### TO BE DONE
Check every line of the entries that follow, and copy the ones containing "this".

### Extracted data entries
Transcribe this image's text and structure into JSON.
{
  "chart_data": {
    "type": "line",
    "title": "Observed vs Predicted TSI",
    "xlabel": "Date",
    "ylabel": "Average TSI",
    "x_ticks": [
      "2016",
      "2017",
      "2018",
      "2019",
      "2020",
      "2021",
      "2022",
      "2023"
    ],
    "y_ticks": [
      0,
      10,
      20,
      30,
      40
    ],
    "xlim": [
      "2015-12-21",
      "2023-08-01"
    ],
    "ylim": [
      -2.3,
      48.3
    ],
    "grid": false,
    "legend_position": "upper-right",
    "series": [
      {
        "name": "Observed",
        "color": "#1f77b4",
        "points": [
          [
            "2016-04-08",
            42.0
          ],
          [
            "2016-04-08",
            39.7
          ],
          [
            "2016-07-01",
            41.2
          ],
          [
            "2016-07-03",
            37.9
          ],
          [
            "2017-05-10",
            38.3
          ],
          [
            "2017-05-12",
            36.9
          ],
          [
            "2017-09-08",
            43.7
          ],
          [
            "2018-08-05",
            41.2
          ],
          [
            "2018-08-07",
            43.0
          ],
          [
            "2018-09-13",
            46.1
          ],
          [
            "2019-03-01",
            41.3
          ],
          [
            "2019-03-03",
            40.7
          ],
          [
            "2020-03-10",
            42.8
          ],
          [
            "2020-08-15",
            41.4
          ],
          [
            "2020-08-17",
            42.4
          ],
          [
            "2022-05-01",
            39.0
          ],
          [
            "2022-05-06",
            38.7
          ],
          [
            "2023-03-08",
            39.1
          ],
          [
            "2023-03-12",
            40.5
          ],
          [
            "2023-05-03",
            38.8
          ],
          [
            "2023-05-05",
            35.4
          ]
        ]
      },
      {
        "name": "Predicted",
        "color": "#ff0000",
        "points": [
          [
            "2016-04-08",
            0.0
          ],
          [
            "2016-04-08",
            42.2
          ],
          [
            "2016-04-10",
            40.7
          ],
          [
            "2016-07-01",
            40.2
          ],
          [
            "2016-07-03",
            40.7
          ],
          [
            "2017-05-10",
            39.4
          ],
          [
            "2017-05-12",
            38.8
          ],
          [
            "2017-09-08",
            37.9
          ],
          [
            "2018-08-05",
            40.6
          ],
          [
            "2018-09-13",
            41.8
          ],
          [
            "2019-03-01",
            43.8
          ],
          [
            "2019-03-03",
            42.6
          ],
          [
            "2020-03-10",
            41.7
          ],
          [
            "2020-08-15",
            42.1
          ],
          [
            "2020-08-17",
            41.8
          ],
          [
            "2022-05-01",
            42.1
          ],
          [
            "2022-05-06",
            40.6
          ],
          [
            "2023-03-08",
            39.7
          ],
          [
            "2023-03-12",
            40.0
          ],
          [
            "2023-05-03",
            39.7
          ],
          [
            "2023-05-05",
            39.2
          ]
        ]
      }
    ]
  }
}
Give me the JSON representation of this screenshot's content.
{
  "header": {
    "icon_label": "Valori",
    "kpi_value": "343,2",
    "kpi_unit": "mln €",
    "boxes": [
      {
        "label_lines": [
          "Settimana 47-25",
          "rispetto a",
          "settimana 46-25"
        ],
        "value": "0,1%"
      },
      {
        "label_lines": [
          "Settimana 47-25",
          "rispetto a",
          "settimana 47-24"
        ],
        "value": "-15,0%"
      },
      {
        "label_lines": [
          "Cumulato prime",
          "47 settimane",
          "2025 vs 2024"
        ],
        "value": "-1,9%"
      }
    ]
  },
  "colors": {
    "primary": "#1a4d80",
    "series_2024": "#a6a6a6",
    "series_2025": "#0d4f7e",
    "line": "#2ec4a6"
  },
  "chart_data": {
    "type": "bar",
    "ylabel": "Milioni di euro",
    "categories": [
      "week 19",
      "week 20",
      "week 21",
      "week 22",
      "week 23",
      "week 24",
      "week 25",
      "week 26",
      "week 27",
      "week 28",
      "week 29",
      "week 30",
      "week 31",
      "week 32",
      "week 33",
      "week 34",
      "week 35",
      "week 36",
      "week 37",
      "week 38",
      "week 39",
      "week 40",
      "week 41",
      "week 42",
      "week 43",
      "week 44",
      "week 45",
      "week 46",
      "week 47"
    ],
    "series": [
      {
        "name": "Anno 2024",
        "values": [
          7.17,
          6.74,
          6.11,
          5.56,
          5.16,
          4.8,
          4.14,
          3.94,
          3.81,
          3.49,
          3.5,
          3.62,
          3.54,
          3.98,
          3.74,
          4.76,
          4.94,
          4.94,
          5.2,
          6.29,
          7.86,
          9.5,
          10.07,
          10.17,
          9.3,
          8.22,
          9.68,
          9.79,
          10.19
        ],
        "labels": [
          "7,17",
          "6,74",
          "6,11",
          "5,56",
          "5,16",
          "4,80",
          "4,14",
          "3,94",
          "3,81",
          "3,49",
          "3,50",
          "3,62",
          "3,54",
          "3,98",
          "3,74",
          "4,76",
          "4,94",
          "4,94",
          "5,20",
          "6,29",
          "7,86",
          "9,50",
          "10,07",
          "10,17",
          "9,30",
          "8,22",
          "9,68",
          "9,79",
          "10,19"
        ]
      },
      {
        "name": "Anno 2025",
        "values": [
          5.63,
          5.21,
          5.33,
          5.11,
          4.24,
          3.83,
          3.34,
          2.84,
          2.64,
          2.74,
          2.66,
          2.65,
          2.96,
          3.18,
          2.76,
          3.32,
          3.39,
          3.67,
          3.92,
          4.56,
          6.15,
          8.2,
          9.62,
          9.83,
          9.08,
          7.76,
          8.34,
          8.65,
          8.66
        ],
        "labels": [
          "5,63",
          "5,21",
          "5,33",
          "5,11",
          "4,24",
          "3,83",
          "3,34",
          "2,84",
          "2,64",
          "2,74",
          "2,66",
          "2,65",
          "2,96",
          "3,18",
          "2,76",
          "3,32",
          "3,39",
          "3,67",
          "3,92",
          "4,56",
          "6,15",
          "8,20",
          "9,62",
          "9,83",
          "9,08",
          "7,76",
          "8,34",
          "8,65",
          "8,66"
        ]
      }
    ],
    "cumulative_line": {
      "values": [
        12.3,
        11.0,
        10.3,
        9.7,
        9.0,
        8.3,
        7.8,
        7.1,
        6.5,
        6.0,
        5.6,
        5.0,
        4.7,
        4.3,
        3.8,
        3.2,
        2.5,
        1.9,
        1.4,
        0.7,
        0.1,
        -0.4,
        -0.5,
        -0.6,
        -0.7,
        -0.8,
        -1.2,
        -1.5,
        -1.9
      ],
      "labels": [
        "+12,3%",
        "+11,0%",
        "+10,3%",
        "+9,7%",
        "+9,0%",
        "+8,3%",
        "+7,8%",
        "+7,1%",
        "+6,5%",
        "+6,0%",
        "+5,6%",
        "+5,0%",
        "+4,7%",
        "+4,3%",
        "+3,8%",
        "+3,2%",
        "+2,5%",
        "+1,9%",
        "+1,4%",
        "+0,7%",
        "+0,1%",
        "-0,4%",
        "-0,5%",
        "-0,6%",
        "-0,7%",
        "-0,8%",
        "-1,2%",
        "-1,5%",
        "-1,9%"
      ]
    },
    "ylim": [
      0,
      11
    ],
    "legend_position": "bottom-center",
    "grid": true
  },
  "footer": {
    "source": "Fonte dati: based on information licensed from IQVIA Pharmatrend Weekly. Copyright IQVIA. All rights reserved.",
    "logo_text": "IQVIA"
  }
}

### ANSWER IN FULL
Transcribe this image's text and structure into JSON.
Give me the JSON representation of this screenshot's content.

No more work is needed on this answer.